─── Extracted records ───

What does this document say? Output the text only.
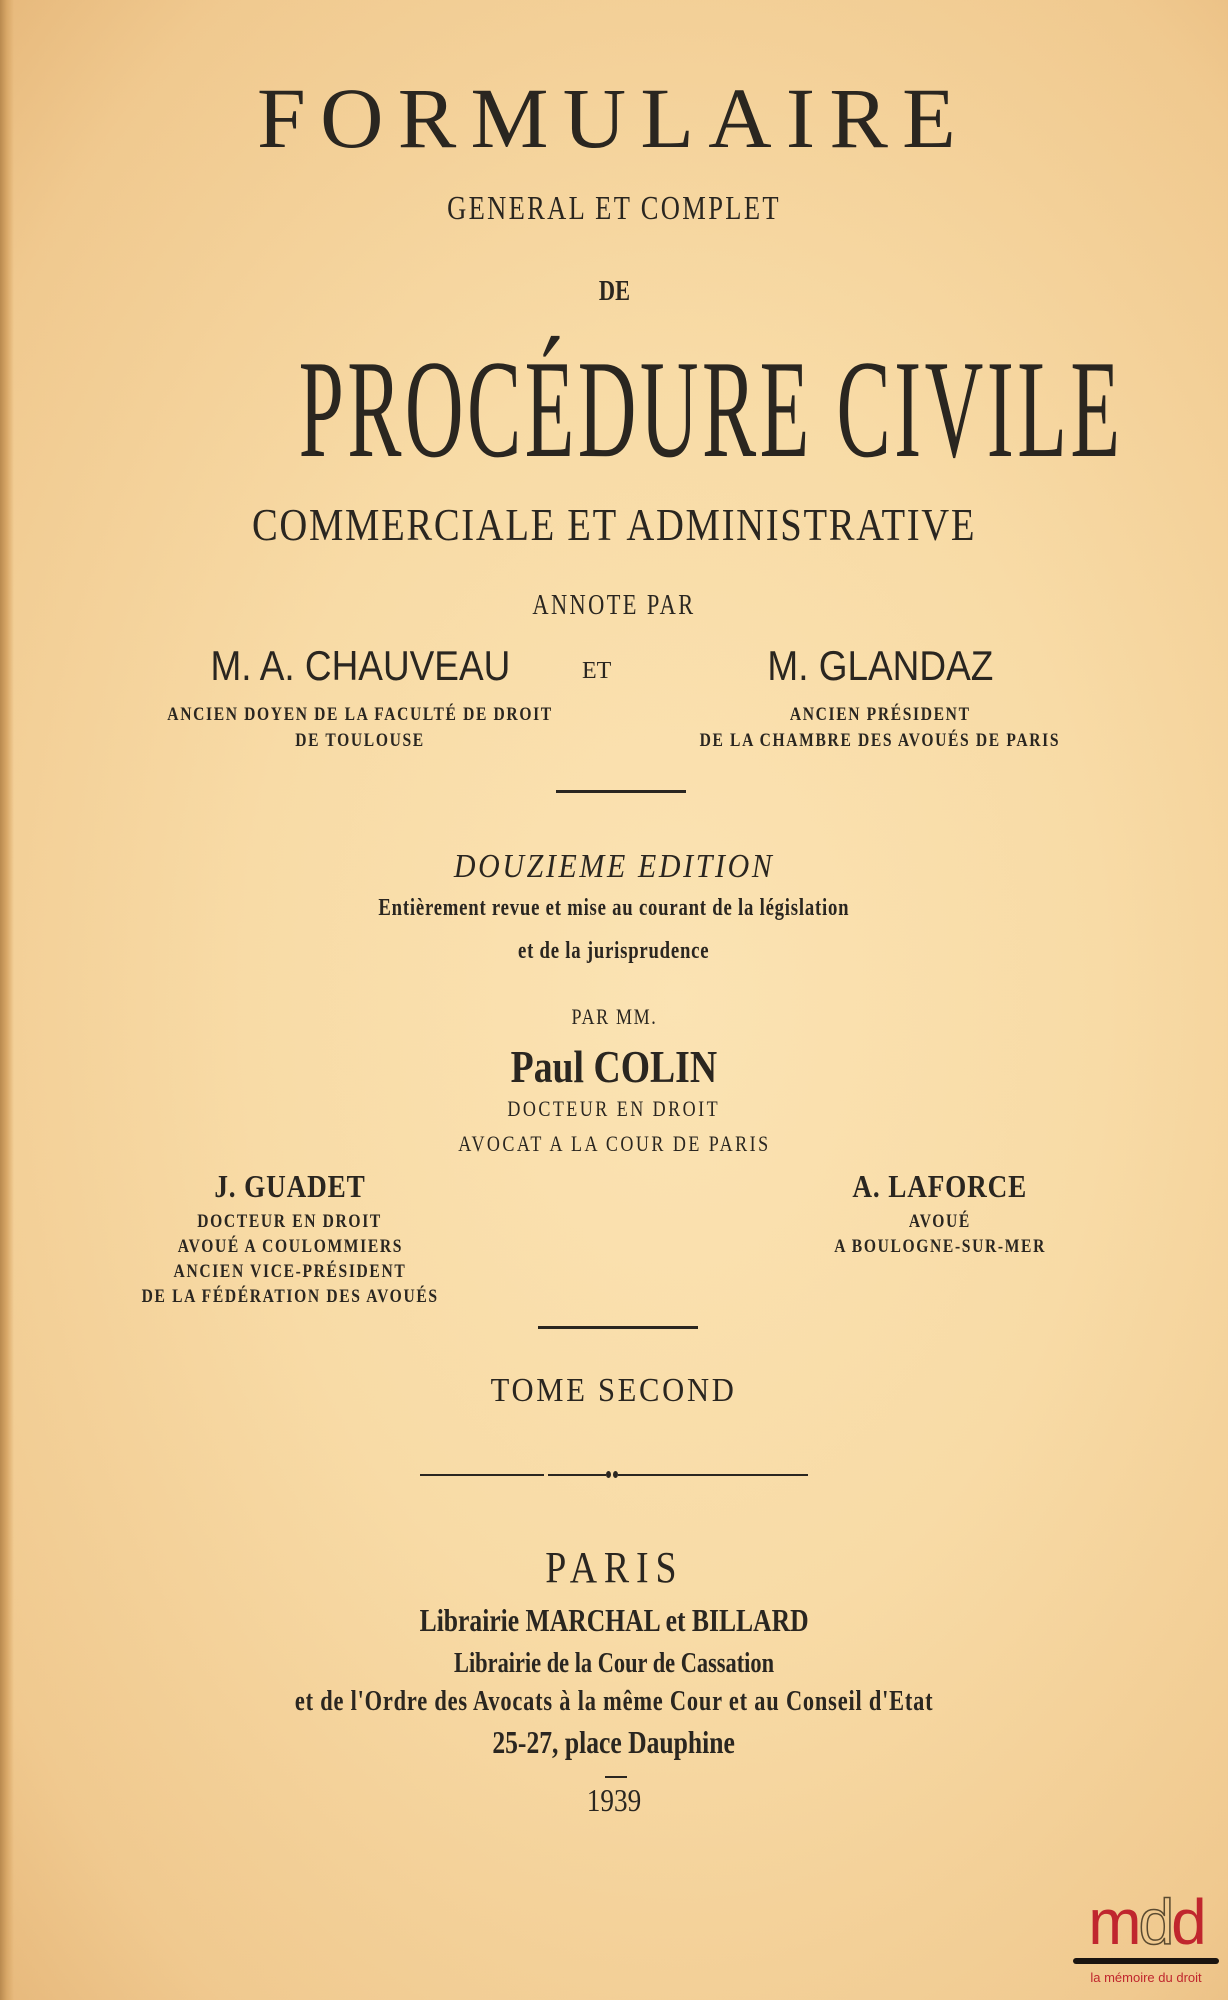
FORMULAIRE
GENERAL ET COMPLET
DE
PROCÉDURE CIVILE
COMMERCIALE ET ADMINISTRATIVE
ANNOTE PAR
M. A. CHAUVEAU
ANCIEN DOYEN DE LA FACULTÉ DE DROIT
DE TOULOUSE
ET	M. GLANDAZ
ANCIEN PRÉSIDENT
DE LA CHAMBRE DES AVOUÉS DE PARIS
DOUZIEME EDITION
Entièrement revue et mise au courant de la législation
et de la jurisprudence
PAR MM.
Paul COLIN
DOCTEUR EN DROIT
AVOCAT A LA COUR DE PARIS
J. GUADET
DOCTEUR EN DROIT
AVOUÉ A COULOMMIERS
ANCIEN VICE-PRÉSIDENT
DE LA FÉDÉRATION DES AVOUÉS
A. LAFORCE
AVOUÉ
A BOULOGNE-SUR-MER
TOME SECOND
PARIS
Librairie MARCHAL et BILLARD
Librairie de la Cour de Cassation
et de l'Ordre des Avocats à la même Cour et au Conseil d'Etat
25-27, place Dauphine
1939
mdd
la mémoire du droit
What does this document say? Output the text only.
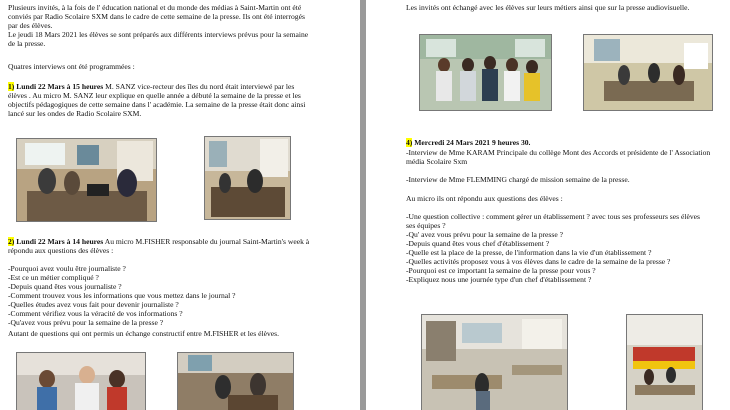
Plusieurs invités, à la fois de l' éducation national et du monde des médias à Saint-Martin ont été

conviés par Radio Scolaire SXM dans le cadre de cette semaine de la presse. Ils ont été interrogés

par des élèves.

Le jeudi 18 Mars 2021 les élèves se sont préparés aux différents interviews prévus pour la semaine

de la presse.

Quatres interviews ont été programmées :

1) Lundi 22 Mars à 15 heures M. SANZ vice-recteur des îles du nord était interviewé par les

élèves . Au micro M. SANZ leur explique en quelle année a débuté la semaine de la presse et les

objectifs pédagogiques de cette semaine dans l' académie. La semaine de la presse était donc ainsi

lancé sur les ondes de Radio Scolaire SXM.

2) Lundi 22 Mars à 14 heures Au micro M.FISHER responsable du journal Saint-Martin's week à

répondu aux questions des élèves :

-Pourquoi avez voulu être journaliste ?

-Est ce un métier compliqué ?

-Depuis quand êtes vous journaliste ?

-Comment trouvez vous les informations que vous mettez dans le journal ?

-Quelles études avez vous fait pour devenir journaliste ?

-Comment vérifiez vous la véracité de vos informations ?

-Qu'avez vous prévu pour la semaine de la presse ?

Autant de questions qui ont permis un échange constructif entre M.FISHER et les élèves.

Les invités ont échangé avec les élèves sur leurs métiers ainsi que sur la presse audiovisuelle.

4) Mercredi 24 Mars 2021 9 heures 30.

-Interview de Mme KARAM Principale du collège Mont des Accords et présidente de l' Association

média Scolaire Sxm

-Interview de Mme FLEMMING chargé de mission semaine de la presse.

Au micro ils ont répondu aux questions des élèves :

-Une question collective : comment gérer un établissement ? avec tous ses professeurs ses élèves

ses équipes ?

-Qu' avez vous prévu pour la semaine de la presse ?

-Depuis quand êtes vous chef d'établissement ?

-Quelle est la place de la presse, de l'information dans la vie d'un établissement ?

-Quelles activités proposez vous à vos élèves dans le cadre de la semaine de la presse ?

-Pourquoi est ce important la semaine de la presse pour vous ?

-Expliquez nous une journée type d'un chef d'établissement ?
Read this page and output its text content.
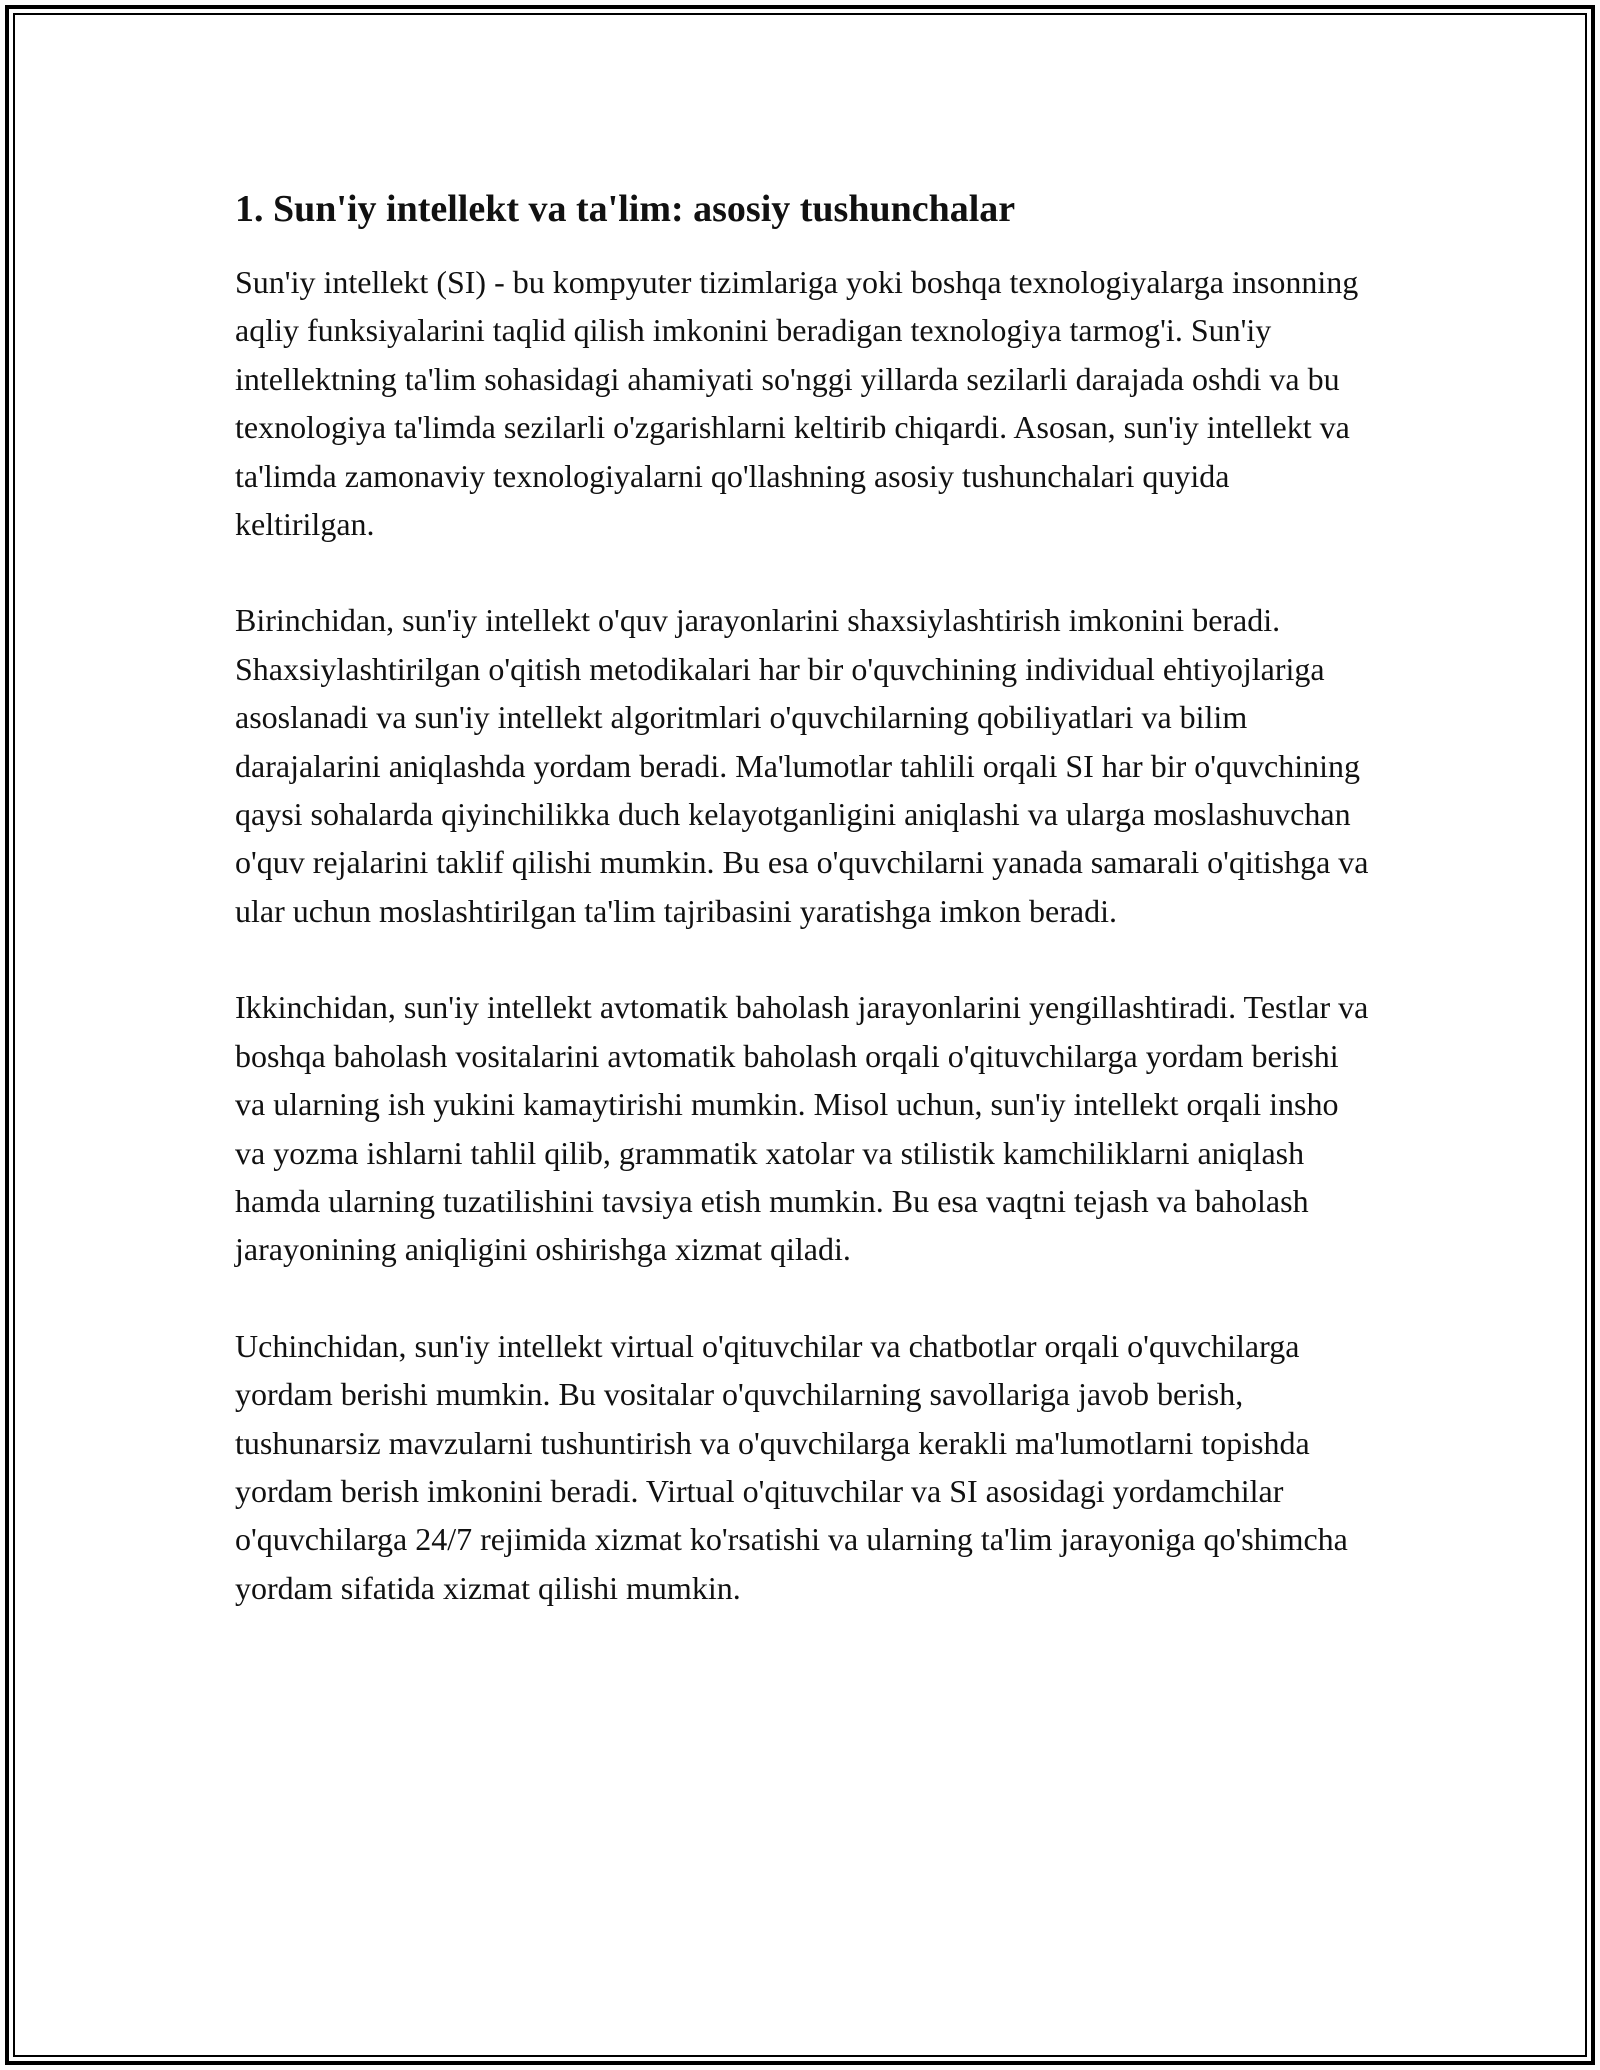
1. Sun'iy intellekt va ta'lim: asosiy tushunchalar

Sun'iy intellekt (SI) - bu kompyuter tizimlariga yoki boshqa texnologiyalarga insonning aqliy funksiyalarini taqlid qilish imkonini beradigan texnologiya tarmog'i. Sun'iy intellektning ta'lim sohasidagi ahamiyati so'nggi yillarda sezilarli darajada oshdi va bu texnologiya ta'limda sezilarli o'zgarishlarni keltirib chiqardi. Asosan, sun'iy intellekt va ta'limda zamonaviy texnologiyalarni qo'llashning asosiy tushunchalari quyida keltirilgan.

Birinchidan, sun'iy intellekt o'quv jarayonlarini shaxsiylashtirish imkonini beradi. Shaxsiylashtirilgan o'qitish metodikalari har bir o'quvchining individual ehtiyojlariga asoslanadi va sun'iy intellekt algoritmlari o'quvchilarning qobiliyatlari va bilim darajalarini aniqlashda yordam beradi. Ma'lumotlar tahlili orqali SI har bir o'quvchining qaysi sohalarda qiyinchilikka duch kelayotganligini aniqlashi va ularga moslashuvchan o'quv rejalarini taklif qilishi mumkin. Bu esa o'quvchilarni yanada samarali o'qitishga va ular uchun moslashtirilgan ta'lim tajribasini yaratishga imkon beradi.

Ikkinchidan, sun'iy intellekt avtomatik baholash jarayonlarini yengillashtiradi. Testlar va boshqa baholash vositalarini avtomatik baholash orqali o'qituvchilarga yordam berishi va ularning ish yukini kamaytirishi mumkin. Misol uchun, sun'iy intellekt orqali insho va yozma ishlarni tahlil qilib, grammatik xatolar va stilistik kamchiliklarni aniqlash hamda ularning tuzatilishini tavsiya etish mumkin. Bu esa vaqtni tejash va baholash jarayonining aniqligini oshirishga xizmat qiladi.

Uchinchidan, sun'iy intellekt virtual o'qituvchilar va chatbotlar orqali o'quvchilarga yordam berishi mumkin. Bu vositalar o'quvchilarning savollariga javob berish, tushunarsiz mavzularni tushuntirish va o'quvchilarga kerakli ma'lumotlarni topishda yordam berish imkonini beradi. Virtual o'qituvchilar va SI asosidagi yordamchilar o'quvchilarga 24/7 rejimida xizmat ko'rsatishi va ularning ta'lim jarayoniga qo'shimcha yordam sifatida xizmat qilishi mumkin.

───

◆ Work instructions
Quote all the records verbatim, dropping any pictures from your copy.

◆ Result of the task
What does this document say? Output the text only.
FORMULAIRE
GENERAL ET COMPLET
DE
PROCÉDURE CIVILE
COMMERCIALE ET ADMINISTRATIVE
ANNOTE PAR
M. A. CHAUVEAU
ANCIEN DOYEN DE LA FACULTÉ DE DROIT
DE TOULOUSE
ET	M. GLANDAZ
ANCIEN PRÉSIDENT
DE LA CHAMBRE DES AVOUÉS DE PARIS
DOUZIEME EDITION
Entièrement revue et mise au courant de la législation
et de la jurisprudence
PAR MM.
Paul COLIN
DOCTEUR EN DROIT
AVOCAT A LA COUR DE PARIS
J. GUADET
DOCTEUR EN DROIT
AVOUÉ A COULOMMIERS
ANCIEN VICE-PRÉSIDENT
DE LA FÉDÉRATION DES AVOUÉS
A. LAFORCE
AVOUÉ
A BOULOGNE-SUR-MER
TOME SECOND
PARIS
Librairie MARCHAL et BILLARD
Librairie de la Cour de Cassation
et de l'Ordre des Avocats à la même Cour et au Conseil d'Etat
25-27, place Dauphine
1939
mdd
la mémoire du droit
What does this document say? Output the text only.
Plusieurs invités, à la fois de l' éducation national et du monde des médias à Saint-Martin ont été

conviés par Radio Scolaire SXM dans le cadre de cette semaine de la presse. Ils ont été interrogés

par des élèves.

Le jeudi 18 Mars 2021 les élèves se sont préparés aux différents interviews prévus pour la semaine

de la presse.

Quatres interviews ont été programmées :

1) Lundi 22 Mars à 15 heures M. SANZ vice-recteur des îles du nord était interviewé par les

élèves . Au micro M. SANZ leur explique en quelle année a débuté la semaine de la presse et les

objectifs pédagogiques de cette semaine dans l' académie. La semaine de la presse était donc ainsi

lancé sur les ondes de Radio Scolaire SXM.

2) Lundi 22 Mars à 14 heures Au micro M.FISHER responsable du journal Saint-Martin's week à

répondu aux questions des élèves :

-Pourquoi avez voulu être journaliste ?

-Est ce un métier compliqué ?

-Depuis quand êtes vous journaliste ?

-Comment trouvez vous les informations que vous mettez dans le journal ?

-Quelles études avez vous fait pour devenir journaliste ?

-Comment vérifiez vous la véracité de vos informations ?

-Qu'avez vous prévu pour la semaine de la presse ?

Autant de questions qui ont permis un échange constructif entre M.FISHER et les élèves.

Les invités ont échangé avec les élèves sur leurs métiers ainsi que sur la presse audiovisuelle.

4) Mercredi 24 Mars 2021 9 heures 30.

-Interview de Mme KARAM Principale du collège Mont des Accords et présidente de l' Association

média Scolaire Sxm

-Interview de Mme FLEMMING chargé de mission semaine de la presse.

Au micro ils ont répondu aux questions des élèves :

-Une question collective : comment gérer un établissement ? avec tous ses professeurs ses élèves

ses équipes ?

-Qu' avez vous prévu pour la semaine de la presse ?

-Depuis quand êtes vous chef d'établissement ?

-Quelle est la place de la presse, de l'information dans la vie d'un établissement ?

-Quelles activités proposez vous à vos élèves dans le cadre de la semaine de la presse ?

-Pourquoi est ce important la semaine de la presse pour vous ?

-Expliquez nous une journée type d'un chef d'établissement ?
Read this page and output its text content.
1. Sun'iy intellekt va ta'lim: asosiy tushunchalar

Sun'iy intellekt (SI) - bu kompyuter tizimlariga yoki boshqa texnologiyalarga insonning aqliy funksiyalarini taqlid qilish imkonini beradigan texnologiya tarmog'i. Sun'iy intellektning ta'lim sohasidagi ahamiyati so'nggi yillarda sezilarli darajada oshdi va bu texnologiya ta'limda sezilarli o'zgarishlarni keltirib chiqardi. Asosan, sun'iy intellekt va ta'limda zamonaviy texnologiyalarni qo'llashning asosiy tushunchalari quyida keltirilgan.

Birinchidan, sun'iy intellekt o'quv jarayonlarini shaxsiylashtirish imkonini beradi. Shaxsiylashtirilgan o'qitish metodikalari har bir o'quvchining individual ehtiyojlariga asoslanadi va sun'iy intellekt algoritmlari o'quvchilarning qobiliyatlari va bilim darajalarini aniqlashda yordam beradi. Ma'lumotlar tahlili orqali SI har bir o'quvchining qaysi sohalarda qiyinchilikka duch kelayotganligini aniqlashi va ularga moslashuvchan o'quv rejalarini taklif qilishi mumkin. Bu esa o'quvchilarni yanada samarali o'qitishga va ular uchun moslashtirilgan ta'lim tajribasini yaratishga imkon beradi.

Ikkinchidan, sun'iy intellekt avtomatik baholash jarayonlarini yengillashtiradi. Testlar va boshqa baholash vositalarini avtomatik baholash orqali o'qituvchilarga yordam berishi va ularning ish yukini kamaytirishi mumkin. Misol uchun, sun'iy intellekt orqali insho va yozma ishlarni tahlil qilib, grammatik xatolar va stilistik kamchiliklarni aniqlash hamda ularning tuzatilishini tavsiya etish mumkin. Bu esa vaqtni tejash va baholash jarayonining aniqligini oshirishga xizmat qiladi.

Uchinchidan, sun'iy intellekt virtual o'qituvchilar va chatbotlar orqali o'quvchilarga yordam berishi mumkin. Bu vositalar o'quvchilarning savollariga javob berish, tushunarsiz mavzularni tushuntirish va o'quvchilarga kerakli ma'lumotlarni topishda yordam berish imkonini beradi. Virtual o'qituvchilar va SI asosidagi yordamchilar o'quvchilarga 24/7 rejimida xizmat ko'rsatishi va ularning ta'lim jarayoniga qo'shimcha yordam sifatida xizmat qilishi mumkin.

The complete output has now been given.